READING TEXT:
* * *

Dent uses a compact track loader because he likes the traction and the flotation of the machine. Many times, Dent is working with hard ground, and the traction from the tracks makes it easier to install the fence. “Sometimes, we put silt fence in marshy or low-lying areas that have water problems and the flotation of the tracks is the only way we could complete the job,” says Dent.
Do it yourself
Wruck Excavating in Becker, Minn., is another contractor that provides erosion control. Tony Wruck, owner of Wruck Excavating, also decided to purchase a Bobcat silt fence installer attachment. Wruck runs his attachment on a Bobcat S185 skid-steer loader. The contractor has over-the-tire tracks that he uses so the machine has flotation when working in wet soil. The tracks are removed from the tires in the winter, when Wruck uses the S185 to remove snow. Wheels have better traction in snow and ice than tracks.
Wruck says he likes how he can use the silt fence installer attachment on more than one piece of equipment. If his skid-steer loader is not available, he can use the attachment on his compact tractor.
The Brushcat rotary cutter attachment quickly clears thick grass and brush so a silt fence can be installed.
Before providing erosion control services, Wruck hired subcontractors to do the work. By doing the work himself, Wruck says he saves time and increases his profitability. “We complete our jobs much faster because we install the fence ourselves and then go on to the next part of the job,” says Wruck.

* * *

RECORDS:
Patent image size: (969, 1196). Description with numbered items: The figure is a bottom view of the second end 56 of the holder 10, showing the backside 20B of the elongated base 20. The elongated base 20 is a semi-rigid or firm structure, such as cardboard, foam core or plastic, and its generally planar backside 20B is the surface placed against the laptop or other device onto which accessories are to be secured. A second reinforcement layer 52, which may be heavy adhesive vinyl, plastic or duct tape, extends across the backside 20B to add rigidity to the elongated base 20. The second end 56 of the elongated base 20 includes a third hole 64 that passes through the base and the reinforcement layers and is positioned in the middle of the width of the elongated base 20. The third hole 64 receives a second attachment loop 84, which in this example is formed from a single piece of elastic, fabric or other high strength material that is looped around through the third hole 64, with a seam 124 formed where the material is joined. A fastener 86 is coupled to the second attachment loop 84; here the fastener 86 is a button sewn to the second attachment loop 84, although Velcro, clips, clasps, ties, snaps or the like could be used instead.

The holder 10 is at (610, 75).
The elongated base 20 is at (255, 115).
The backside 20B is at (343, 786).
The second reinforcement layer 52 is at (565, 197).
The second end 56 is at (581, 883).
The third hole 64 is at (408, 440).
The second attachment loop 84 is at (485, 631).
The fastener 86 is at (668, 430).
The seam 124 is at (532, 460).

* * *

REQUIREMENT: Continue the article on installing silt fence for erosion control, starting after its last sentence. You won't need the listing for this.

ANSWER TO THIS PROBLEM:
The cost for Wruck to subcontract silt fence installation varied from $1.40 to $2 a foot, depending on the location. Wruck purchased the silt fence installer attachment in 2007 and installed over 10,000 feet of fence that year. “Not only was that money contributing to my bottom line, I was able to pay for the attachment the year I bought it,” says Wruck. If he maintains his silt fence installer, Wruck says it should last the life of his business, making the attachment a money-making investment.
Other attachments in erosion control
The silt fence installer is not the only attachment Dent and Wruck are using for erosion control. Often, there is work that needs to be done before the fence can be installed. On some jobs that Dent is hired to do, erosion onto streets has already occurred. In these cases, he uses a bucket to move the dirt off the street. Wruck uses a Brushcat™ rotary cutter to clear thick grass and brush where the silt fence will be installed.
Both contractors use pallet fork attachments. Dent uses the forks to move pallets of silt fence stakes around the jobsite, while Wruck uses them to remove the silt fence. Dent uses a root grapple for fence removal.
Wruck seeds and installs sod or mulch on some erosion control jobs. The grass and mulch are part of the finished product that helps prevent erosion. Wruck has a soil conditioner that he uses to level and prepare the area for the seed, sod or mulch.
While other attachments are used, Wruck says the silt fence installer does most of the work on erosion control jobs. “The silt fence installer is the first tool you bring when you arrive on a job,” says Wruck.
Dent says the silt fence installer is the best way to complete the work because the attachment does a good job. “With the silt fence installer, the fabric is laid into the ground and you can pull it all you want, even with the stakes, and it won’t move, which is exactly what you want,” says Dent.
Controlling the erosion from a jobsite does not have to be a time-consuming process. The silt fence installer is a helpful tool that quickly performs its job, whether a contractor wants to install the fence himself like Tony Wruck or hire a contractor like Colter Dent. Wruck and Dent have both found that they have been able to recoup the cost of the attachment within a year, allowing both men to turn this environmental requirement into a profit.